■ Records shown:
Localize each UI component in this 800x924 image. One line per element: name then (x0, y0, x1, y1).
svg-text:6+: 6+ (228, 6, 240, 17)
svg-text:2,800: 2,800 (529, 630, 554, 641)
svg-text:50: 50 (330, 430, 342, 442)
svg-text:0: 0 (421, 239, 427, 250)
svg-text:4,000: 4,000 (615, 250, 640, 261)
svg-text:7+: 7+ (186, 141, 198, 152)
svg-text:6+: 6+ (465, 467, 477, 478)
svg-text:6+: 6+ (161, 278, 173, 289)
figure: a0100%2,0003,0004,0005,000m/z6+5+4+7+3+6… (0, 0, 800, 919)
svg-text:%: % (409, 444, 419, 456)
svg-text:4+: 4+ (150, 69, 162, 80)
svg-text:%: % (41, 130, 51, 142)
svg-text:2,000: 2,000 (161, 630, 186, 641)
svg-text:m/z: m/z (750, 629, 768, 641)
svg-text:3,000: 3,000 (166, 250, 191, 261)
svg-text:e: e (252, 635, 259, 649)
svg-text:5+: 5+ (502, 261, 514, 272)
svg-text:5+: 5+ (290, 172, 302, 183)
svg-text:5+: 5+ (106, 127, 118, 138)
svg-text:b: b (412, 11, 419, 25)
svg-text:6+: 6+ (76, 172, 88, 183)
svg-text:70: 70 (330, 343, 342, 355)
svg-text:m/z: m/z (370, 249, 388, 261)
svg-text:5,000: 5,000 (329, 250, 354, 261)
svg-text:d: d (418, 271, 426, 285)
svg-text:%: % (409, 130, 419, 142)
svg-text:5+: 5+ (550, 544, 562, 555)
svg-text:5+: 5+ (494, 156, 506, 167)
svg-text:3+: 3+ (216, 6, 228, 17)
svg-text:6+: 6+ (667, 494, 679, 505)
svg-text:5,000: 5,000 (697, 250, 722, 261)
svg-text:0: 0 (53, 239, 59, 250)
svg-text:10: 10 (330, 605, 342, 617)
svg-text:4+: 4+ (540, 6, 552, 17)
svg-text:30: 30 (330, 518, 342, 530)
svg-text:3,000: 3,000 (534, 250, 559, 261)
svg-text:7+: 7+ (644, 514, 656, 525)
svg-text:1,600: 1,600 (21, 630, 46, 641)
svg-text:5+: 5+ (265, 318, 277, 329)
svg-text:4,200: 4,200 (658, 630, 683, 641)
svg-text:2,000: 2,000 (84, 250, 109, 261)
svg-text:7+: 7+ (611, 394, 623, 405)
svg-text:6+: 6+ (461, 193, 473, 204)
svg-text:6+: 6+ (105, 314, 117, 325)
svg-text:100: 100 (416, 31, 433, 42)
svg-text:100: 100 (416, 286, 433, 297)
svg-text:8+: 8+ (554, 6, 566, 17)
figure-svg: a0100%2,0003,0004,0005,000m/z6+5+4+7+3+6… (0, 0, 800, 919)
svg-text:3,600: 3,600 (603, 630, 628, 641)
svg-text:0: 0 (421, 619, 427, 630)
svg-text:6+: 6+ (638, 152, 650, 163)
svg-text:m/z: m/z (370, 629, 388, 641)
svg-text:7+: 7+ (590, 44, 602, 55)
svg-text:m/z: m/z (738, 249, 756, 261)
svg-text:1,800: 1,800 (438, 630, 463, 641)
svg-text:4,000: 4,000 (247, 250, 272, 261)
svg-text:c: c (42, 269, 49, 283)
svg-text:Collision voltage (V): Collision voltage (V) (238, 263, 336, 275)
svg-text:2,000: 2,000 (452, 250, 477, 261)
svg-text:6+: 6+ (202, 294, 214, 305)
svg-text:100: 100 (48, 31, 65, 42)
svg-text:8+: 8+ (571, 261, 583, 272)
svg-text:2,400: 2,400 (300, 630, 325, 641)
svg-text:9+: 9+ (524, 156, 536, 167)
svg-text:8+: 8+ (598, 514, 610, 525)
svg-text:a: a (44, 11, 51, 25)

■ Directions:
Convert every line of the entries above into a numbered list, leaving out any blank lines.

■ Response:
1. Localize each UI component in this 800x924 image. One line per element: name then (x0, y0, x1, y1).
2. svg-text:6+: 6+ (228, 6, 240, 17)
3. svg-text:2,800: 2,800 (529, 630, 554, 641)
4. svg-text:50: 50 (330, 430, 342, 442)
5. svg-text:0: 0 (421, 239, 427, 250)
6. svg-text:4,000: 4,000 (615, 250, 640, 261)
7. svg-text:7+: 7+ (186, 141, 198, 152)
8. svg-text:6+: 6+ (465, 467, 477, 478)
9. svg-text:6+: 6+ (161, 278, 173, 289)
10. figure: a0100%2,0003,0004,0005,000m/z6+5+4+7+3+6… (0, 0, 800, 919)
11. svg-text:%: % (409, 444, 419, 456)
12. svg-text:4+: 4+ (150, 69, 162, 80)
13. svg-text:%: % (41, 130, 51, 142)
14. svg-text:2,000: 2,000 (161, 630, 186, 641)
15. svg-text:m/z: m/z (750, 629, 768, 641)
16. svg-text:3,000: 3,000 (166, 250, 191, 261)
17. svg-text:e: e (252, 635, 259, 649)
18. svg-text:5+: 5+ (502, 261, 514, 272)
19. svg-text:5+: 5+ (290, 172, 302, 183)
20. svg-text:5+: 5+ (106, 127, 118, 138)
21. svg-text:b: b (412, 11, 419, 25)
22. svg-text:6+: 6+ (76, 172, 88, 183)
23. svg-text:70: 70 (330, 343, 342, 355)
24. svg-text:m/z: m/z (370, 249, 388, 261)
25. svg-text:5,000: 5,000 (329, 250, 354, 261)
26. svg-text:d: d (418, 271, 426, 285)
27. svg-text:%: % (409, 130, 419, 142)
28. svg-text:5+: 5+ (550, 544, 562, 555)
29. svg-text:5+: 5+ (494, 156, 506, 167)
30. svg-text:3+: 3+ (216, 6, 228, 17)
31. svg-text:6+: 6+ (667, 494, 679, 505)
32. svg-text:5,000: 5,000 (697, 250, 722, 261)
33. svg-text:0: 0 (53, 239, 59, 250)
34. svg-text:10: 10 (330, 605, 342, 617)
35. svg-text:4+: 4+ (540, 6, 552, 17)
36. svg-text:30: 30 (330, 518, 342, 530)
37. svg-text:3,000: 3,000 (534, 250, 559, 261)
38. svg-text:7+: 7+ (644, 514, 656, 525)
39. svg-text:1,600: 1,600 (21, 630, 46, 641)
40. svg-text:5+: 5+ (265, 318, 277, 329)
41. svg-text:4,200: 4,200 (658, 630, 683, 641)
42. svg-text:2,000: 2,000 (84, 250, 109, 261)
43. svg-text:7+: 7+ (611, 394, 623, 405)
44. svg-text:6+: 6+ (461, 193, 473, 204)
45. svg-text:6+: 6+ (105, 314, 117, 325)
46. svg-text:100: 100 (416, 31, 433, 42)
47. svg-text:100: 100 (416, 286, 433, 297)
48. svg-text:8+: 8+ (554, 6, 566, 17)
49. figure-svg: a0100%2,0003,0004,0005,000m/z6+5+4+7+3+6… (0, 0, 800, 919)
50. svg-text:3,600: 3,600 (603, 630, 628, 641)
51. svg-text:0: 0 (421, 619, 427, 630)
52. svg-text:6+: 6+ (638, 152, 650, 163)
53. svg-text:m/z: m/z (370, 629, 388, 641)
54. svg-text:7+: 7+ (590, 44, 602, 55)
55. svg-text:m/z: m/z (738, 249, 756, 261)
56. svg-text:1,800: 1,800 (438, 630, 463, 641)
57. svg-text:4,000: 4,000 (247, 250, 272, 261)
58. svg-text:c: c (42, 269, 49, 283)
59. svg-text:Collision voltage (V): Collision voltage (V) (238, 263, 336, 275)
60. svg-text:2,000: 2,000 (452, 250, 477, 261)
61. svg-text:6+: 6+ (202, 294, 214, 305)
62. svg-text:100: 100 (48, 31, 65, 42)
63. svg-text:8+: 8+ (571, 261, 583, 272)
64. svg-text:2,400: 2,400 (300, 630, 325, 641)
65. svg-text:9+: 9+ (524, 156, 536, 167)
66. svg-text:8+: 8+ (598, 514, 610, 525)
67. svg-text:a: a (44, 11, 51, 25)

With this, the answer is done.